[Work to be completed]:
Select all lines with the string "Output" in them, and copy those lines.

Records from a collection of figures
★ ★ ★

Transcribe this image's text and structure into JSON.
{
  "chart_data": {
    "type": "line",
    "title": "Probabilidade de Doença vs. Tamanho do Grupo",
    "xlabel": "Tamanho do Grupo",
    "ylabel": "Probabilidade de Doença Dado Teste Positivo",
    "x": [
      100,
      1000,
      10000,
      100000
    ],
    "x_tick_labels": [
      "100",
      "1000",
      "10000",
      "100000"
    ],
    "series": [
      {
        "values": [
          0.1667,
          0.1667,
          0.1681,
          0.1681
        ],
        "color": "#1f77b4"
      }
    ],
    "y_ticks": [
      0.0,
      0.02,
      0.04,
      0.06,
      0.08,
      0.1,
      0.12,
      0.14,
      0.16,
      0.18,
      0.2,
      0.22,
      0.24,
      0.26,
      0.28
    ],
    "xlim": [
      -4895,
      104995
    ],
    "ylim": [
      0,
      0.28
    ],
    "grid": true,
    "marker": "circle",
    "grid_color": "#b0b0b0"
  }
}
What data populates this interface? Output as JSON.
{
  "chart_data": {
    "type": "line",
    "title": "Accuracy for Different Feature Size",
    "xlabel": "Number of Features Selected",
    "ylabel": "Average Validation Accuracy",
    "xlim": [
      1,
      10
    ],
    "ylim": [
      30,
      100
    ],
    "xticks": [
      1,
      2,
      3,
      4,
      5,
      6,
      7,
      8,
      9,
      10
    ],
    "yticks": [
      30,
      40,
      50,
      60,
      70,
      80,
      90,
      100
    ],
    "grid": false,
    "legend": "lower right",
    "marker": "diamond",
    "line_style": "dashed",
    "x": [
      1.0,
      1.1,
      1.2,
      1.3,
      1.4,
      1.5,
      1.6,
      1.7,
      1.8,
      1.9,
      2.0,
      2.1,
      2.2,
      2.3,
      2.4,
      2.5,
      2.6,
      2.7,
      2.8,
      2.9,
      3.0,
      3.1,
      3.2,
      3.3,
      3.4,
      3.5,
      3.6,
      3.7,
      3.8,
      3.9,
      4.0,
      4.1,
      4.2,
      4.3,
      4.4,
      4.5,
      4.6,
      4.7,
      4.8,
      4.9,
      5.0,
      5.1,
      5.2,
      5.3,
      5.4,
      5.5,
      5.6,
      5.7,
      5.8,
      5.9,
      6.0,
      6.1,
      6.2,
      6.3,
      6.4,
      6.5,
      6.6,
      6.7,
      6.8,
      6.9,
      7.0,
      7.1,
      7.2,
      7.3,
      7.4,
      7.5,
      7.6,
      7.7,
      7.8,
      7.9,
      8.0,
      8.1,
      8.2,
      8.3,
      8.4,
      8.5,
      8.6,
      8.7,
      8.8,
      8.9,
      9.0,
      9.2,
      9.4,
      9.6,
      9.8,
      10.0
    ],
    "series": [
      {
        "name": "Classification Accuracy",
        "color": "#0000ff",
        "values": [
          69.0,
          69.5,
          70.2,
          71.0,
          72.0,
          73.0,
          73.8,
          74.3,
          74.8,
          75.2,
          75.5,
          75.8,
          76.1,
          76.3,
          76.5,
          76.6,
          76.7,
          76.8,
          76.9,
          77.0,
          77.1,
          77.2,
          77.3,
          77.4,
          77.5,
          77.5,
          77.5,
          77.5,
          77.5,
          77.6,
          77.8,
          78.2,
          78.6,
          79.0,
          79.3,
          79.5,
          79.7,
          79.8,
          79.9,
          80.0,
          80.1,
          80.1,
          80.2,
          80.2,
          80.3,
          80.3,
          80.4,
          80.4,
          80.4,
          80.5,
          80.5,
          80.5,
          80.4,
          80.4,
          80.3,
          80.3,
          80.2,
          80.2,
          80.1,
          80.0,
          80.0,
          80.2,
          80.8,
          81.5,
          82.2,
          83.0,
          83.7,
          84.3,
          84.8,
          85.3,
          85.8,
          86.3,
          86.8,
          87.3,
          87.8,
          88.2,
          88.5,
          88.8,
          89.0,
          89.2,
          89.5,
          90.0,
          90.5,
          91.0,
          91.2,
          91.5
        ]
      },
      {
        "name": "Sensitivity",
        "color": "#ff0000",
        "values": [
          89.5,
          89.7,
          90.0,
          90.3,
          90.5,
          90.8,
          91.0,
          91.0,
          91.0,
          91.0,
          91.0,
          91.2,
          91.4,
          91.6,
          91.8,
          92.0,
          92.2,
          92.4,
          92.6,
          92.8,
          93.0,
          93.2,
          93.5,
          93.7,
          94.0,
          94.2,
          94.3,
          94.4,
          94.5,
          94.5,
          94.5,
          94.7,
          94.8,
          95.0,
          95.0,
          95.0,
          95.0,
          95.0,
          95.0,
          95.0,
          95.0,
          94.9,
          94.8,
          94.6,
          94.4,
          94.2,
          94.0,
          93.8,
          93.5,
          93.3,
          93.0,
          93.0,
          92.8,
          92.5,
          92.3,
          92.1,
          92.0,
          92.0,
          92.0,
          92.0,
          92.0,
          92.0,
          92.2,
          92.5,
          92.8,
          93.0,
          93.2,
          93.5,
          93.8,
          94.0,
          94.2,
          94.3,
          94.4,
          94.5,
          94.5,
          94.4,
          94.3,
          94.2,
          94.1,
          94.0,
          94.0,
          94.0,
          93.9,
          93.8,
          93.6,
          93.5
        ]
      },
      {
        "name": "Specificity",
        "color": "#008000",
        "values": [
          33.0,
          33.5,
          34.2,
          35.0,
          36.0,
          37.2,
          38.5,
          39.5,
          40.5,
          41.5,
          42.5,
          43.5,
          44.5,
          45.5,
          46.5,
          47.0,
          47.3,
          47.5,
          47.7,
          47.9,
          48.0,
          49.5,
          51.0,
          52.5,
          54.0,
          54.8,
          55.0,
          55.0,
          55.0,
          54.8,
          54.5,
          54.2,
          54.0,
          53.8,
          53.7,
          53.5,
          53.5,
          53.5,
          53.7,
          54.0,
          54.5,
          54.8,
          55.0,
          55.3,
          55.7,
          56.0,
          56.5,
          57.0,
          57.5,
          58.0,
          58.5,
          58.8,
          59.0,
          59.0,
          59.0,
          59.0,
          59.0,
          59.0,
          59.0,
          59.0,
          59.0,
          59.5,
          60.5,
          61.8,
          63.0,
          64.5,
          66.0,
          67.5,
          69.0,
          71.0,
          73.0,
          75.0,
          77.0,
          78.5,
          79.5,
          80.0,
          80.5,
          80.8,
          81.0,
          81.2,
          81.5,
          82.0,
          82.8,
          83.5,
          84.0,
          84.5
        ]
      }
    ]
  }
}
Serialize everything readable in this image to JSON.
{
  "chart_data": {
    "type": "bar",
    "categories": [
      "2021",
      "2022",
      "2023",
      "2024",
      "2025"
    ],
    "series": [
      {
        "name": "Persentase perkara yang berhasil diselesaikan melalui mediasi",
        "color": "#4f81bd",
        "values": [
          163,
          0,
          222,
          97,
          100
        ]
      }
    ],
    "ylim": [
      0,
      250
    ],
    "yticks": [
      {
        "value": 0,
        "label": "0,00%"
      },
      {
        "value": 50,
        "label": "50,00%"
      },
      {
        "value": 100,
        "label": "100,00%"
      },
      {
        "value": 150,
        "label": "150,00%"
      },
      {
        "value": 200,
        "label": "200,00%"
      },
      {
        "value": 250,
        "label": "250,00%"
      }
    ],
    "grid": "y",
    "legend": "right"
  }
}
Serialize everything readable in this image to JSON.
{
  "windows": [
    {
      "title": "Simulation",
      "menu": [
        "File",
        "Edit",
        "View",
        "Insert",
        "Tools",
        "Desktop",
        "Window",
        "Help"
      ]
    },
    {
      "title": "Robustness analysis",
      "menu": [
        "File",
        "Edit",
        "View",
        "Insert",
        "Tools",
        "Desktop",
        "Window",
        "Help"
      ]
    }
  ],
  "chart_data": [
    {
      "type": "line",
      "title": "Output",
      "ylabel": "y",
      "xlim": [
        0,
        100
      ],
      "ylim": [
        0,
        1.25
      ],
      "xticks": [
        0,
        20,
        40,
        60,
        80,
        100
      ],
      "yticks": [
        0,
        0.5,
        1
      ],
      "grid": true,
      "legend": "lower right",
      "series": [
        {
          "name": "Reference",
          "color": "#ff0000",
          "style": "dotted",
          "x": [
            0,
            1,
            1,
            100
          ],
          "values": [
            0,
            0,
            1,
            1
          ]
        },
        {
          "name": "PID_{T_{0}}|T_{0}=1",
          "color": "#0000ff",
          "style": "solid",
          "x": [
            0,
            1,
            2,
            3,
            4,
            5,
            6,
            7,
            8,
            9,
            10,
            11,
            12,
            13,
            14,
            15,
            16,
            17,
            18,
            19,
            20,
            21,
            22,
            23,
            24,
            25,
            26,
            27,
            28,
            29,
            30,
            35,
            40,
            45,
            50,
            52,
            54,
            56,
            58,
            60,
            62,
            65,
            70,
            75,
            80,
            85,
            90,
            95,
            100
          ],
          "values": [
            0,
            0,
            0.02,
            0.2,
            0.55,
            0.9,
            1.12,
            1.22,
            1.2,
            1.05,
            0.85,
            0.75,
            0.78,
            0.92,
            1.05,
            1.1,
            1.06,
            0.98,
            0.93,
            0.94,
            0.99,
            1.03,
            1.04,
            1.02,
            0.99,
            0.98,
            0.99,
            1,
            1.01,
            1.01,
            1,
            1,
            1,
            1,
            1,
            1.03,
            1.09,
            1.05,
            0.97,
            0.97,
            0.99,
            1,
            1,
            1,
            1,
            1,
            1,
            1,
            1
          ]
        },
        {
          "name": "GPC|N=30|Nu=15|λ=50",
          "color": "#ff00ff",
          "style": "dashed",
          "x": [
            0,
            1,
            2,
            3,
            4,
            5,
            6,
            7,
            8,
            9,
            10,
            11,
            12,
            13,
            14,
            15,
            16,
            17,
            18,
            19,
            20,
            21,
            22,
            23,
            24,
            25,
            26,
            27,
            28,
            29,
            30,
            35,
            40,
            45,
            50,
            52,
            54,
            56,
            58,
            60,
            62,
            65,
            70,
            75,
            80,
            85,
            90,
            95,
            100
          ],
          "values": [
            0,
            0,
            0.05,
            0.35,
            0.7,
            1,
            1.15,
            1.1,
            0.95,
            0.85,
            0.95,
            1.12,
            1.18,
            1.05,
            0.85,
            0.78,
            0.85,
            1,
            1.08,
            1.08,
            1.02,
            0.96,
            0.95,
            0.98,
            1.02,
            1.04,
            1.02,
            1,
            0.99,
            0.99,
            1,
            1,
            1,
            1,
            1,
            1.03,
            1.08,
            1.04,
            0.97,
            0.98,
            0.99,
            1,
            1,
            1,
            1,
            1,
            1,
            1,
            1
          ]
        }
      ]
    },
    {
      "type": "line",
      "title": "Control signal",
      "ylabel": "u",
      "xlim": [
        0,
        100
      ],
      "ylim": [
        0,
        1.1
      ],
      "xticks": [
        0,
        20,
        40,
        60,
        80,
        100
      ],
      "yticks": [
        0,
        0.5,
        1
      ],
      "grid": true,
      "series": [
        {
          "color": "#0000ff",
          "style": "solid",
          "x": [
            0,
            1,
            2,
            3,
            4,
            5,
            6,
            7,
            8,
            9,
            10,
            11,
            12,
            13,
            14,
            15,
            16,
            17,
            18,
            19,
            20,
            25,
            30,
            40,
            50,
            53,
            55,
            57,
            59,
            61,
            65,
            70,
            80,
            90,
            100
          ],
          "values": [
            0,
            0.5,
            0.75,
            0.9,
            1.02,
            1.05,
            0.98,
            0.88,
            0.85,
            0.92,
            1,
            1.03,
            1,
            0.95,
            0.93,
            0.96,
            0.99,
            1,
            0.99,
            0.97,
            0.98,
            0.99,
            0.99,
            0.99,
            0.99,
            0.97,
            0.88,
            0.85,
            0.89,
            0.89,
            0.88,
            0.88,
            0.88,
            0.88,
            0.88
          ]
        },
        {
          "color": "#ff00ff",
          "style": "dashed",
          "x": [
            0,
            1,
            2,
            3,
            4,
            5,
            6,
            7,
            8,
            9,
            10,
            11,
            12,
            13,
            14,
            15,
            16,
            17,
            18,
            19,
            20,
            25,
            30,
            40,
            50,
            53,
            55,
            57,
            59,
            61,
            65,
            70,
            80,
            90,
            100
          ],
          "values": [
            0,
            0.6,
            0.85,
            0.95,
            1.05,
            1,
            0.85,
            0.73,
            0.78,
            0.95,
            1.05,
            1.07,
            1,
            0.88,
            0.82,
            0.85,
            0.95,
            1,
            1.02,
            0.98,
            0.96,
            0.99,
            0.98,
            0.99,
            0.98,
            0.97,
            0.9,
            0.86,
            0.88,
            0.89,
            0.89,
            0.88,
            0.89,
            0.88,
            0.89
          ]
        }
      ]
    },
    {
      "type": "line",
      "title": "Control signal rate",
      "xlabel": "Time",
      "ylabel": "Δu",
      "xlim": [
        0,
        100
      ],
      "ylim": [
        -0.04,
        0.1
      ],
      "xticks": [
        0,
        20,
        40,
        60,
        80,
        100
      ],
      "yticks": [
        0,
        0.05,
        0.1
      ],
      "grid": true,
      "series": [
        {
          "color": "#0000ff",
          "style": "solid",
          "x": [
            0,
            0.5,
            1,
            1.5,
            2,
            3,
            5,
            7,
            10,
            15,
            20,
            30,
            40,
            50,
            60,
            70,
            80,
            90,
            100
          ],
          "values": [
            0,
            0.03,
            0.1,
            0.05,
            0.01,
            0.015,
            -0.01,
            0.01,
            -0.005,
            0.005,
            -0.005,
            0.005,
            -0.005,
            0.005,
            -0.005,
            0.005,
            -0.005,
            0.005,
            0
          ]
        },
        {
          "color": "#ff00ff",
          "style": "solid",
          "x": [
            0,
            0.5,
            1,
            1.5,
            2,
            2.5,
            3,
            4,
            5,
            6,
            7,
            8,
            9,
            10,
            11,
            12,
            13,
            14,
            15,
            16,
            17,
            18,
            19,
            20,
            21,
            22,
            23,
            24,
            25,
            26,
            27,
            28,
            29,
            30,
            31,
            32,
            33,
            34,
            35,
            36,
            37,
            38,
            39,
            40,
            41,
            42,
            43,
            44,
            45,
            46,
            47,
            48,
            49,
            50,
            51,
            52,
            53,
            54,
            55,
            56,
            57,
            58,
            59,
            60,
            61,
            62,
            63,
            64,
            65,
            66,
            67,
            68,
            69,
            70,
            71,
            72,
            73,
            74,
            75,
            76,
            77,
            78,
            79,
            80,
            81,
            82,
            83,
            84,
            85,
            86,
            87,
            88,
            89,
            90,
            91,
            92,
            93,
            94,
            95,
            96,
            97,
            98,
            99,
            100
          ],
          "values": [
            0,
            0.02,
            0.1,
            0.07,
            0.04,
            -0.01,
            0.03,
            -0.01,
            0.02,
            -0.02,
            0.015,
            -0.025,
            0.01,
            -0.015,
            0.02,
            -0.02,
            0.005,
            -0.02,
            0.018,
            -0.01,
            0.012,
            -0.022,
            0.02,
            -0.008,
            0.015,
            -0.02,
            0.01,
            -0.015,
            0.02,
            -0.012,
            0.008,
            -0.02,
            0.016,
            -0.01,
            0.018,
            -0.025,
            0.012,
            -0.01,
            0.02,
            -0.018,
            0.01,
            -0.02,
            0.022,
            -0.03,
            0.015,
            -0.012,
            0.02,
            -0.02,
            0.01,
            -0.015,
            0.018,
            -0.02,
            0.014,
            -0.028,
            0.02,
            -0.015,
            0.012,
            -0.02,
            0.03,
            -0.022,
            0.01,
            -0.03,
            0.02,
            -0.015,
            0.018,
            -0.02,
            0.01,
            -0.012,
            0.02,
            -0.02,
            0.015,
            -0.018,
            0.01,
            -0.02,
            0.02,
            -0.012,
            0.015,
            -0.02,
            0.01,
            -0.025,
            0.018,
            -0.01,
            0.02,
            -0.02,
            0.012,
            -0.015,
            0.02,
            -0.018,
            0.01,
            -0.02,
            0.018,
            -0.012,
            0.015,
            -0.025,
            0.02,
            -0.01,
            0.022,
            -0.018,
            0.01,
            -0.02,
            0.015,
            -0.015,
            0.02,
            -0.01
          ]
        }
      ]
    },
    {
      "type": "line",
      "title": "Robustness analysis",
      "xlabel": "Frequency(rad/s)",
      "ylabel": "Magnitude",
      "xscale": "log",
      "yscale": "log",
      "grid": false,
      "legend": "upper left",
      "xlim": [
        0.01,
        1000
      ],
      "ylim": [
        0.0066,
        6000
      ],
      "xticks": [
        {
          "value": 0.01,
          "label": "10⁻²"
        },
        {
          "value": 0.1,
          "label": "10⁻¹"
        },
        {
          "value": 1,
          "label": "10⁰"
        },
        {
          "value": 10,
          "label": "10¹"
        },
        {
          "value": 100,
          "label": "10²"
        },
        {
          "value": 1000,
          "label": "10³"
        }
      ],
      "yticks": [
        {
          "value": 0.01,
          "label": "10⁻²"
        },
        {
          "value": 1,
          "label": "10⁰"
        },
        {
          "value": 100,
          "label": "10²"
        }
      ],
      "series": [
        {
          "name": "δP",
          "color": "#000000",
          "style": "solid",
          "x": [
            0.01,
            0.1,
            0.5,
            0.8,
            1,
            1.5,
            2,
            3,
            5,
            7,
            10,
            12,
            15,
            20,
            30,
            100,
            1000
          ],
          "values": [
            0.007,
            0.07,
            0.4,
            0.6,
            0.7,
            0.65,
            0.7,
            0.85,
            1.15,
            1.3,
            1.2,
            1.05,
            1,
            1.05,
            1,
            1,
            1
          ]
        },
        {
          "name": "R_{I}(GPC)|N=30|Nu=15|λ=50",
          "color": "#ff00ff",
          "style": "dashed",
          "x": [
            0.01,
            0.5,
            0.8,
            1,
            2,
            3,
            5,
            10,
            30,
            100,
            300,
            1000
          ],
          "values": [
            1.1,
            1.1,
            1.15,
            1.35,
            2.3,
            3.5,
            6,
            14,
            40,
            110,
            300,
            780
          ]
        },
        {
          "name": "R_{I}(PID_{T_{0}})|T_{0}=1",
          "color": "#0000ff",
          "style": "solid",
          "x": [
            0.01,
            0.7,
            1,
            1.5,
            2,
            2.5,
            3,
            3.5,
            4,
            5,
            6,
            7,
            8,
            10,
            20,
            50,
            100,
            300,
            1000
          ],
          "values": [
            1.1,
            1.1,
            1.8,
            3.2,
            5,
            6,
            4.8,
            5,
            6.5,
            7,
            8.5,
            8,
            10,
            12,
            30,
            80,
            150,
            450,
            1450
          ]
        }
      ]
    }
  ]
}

★ ★ ★

[Problem solution]:
What data populates this interface? Output as JSON.
      "title": "Output",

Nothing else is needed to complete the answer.